* start RECORDS SHOWN *

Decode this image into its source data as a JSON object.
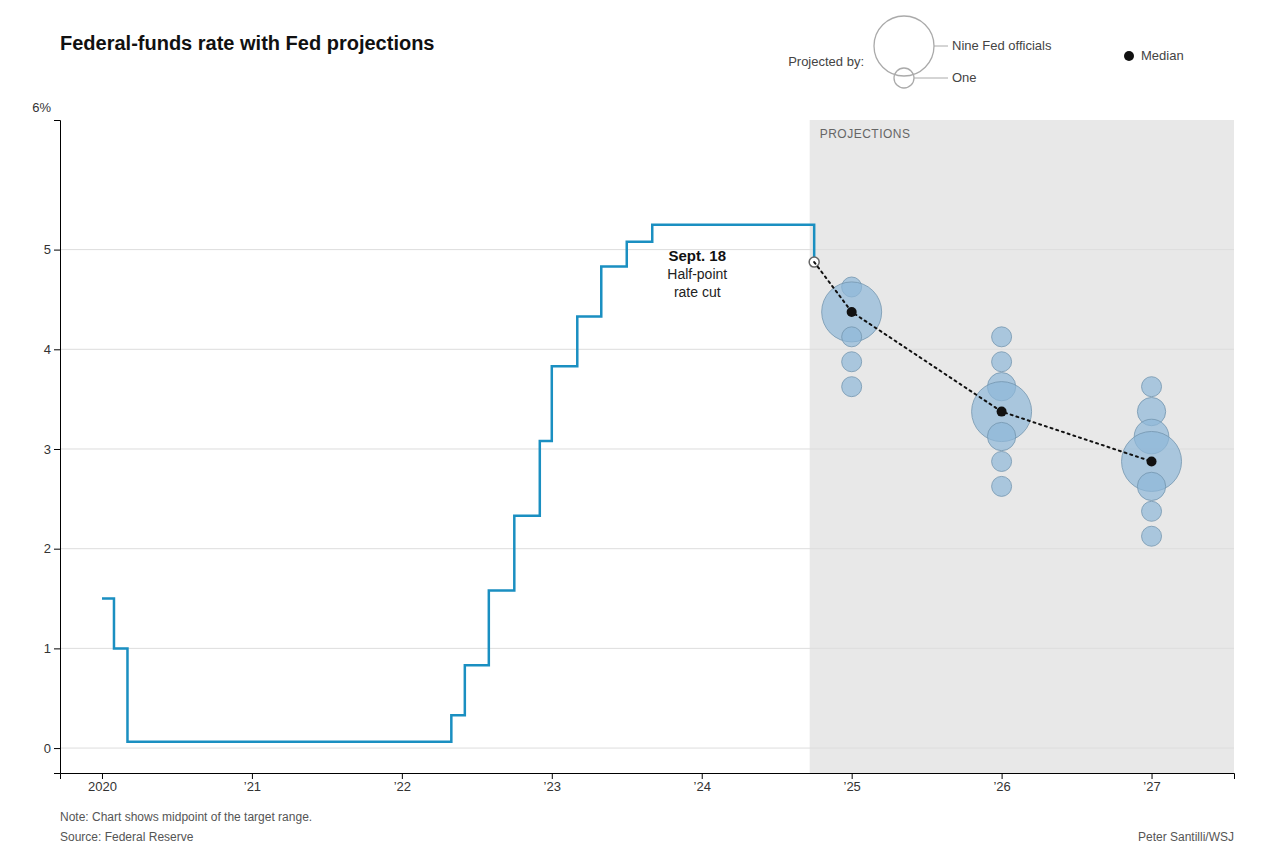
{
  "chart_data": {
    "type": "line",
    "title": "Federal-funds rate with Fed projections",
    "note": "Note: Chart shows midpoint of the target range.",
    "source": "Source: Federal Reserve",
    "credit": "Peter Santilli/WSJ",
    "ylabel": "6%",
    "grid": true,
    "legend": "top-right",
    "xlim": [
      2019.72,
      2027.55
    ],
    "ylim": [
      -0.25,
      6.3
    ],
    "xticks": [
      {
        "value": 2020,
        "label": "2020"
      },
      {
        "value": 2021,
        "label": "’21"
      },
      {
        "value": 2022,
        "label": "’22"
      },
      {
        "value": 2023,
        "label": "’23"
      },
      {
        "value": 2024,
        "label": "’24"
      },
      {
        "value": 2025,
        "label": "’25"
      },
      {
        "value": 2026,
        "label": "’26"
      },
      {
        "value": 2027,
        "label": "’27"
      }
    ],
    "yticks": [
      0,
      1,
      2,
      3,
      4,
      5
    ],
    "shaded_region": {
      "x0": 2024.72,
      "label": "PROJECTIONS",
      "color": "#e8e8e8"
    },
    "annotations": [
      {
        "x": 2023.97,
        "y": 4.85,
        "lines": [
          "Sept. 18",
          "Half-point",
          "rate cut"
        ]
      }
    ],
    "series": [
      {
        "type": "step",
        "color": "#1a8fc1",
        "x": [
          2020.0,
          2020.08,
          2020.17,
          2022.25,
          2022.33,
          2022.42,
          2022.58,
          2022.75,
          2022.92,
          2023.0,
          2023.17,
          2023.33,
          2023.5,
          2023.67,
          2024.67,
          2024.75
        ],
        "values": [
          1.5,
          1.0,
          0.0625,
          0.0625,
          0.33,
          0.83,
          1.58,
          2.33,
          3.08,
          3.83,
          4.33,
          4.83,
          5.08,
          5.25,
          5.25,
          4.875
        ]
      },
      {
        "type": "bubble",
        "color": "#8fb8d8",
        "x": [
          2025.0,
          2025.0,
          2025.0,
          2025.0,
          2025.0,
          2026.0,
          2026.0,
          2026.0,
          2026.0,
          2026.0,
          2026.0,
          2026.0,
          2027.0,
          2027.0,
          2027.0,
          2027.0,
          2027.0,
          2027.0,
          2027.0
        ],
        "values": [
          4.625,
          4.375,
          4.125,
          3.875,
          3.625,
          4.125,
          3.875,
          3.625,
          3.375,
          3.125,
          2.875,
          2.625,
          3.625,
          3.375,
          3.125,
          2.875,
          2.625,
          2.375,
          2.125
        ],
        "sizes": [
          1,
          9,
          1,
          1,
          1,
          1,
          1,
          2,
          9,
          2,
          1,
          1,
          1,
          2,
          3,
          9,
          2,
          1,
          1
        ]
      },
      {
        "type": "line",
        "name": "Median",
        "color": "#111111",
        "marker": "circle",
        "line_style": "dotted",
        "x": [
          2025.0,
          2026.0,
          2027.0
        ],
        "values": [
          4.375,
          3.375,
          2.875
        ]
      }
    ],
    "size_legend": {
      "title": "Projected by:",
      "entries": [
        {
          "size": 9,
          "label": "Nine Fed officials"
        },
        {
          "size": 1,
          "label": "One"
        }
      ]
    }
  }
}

* end RECORDS SHOWN *

Leave the pictures out and copy the rest of the data exactly.

SOLUTION FOR THIS PROBLEM —
Decode this image into its source data as a JSON object.
{
  "chart_data": {
    "type": "line",
    "title": "Federal-funds rate with Fed projections",
    "note": "Note: Chart shows midpoint of the target range.",
    "source": "Source: Federal Reserve",
    "credit": "Peter Santilli/WSJ",
    "ylabel": "6%",
    "grid": true,
    "legend": "top-right",
    "xlim": [
      2019.72,
      2027.55
    ],
    "ylim": [
      -0.25,
      6.3
    ],
    "xticks": [
      {
        "value": 2020,
        "label": "2020"
      },
      {
        "value": 2021,
        "label": "’21"
      },
      {
        "value": 2022,
        "label": "’22"
      },
      {
        "value": 2023,
        "label": "’23"
      },
      {
        "value": 2024,
        "label": "’24"
      },
      {
        "value": 2025,
        "label": "’25"
      },
      {
        "value": 2026,
        "label": "’26"
      },
      {
        "value": 2027,
        "label": "’27"
      }
    ],
    "yticks": [
      0,
      1,
      2,
      3,
      4,
      5
    ],
    "shaded_region": {
      "x0": 2024.72,
      "label": "PROJECTIONS",
      "color": "#e8e8e8"
    },
    "annotations": [
      {
        "x": 2023.97,
        "y": 4.85,
        "lines": [
          "Sept. 18",
          "Half-point",
          "rate cut"
        ]
      }
    ],
    "series": [
      {
        "type": "step",
        "color": "#1a8fc1",
        "x": [
          2020.0,
          2020.08,
          2020.17,
          2022.25,
          2022.33,
          2022.42,
          2022.58,
          2022.75,
          2022.92,
          2023.0,
          2023.17,
          2023.33,
          2023.5,
          2023.67,
          2024.67,
          2024.75
        ],
        "values": [
          1.5,
          1.0,
          0.0625,
          0.0625,
          0.33,
          0.83,
          1.58,
          2.33,
          3.08,
          3.83,
          4.33,
          4.83,
          5.08,
          5.25,
          5.25,
          4.875
        ]
      },
      {
        "type": "bubble",
        "color": "#8fb8d8",
        "x": [
          2025.0,
          2025.0,
          2025.0,
          2025.0,
          2025.0,
          2026.0,
          2026.0,
          2026.0,
          2026.0,
          2026.0,
          2026.0,
          2026.0,
          2027.0,
          2027.0,
          2027.0,
          2027.0,
          2027.0,
          2027.0,
          2027.0
        ],
        "values": [
          4.625,
          4.375,
          4.125,
          3.875,
          3.625,
          4.125,
          3.875,
          3.625,
          3.375,
          3.125,
          2.875,
          2.625,
          3.625,
          3.375,
          3.125,
          2.875,
          2.625,
          2.375,
          2.125
        ],
        "sizes": [
          1,
          9,
          1,
          1,
          1,
          1,
          1,
          2,
          9,
          2,
          1,
          1,
          1,
          2,
          3,
          9,
          2,
          1,
          1
        ]
      },
      {
        "type": "line",
        "name": "Median",
        "color": "#111111",
        "marker": "circle",
        "line_style": "dotted",
        "x": [
          2025.0,
          2026.0,
          2027.0
        ],
        "values": [
          4.375,
          3.375,
          2.875
        ]
      }
    ],
    "size_legend": {
      "title": "Projected by:",
      "entries": [
        {
          "size": 9,
          "label": "Nine Fed officials"
        },
        {
          "size": 1,
          "label": "One"
        }
      ]
    }
  }
}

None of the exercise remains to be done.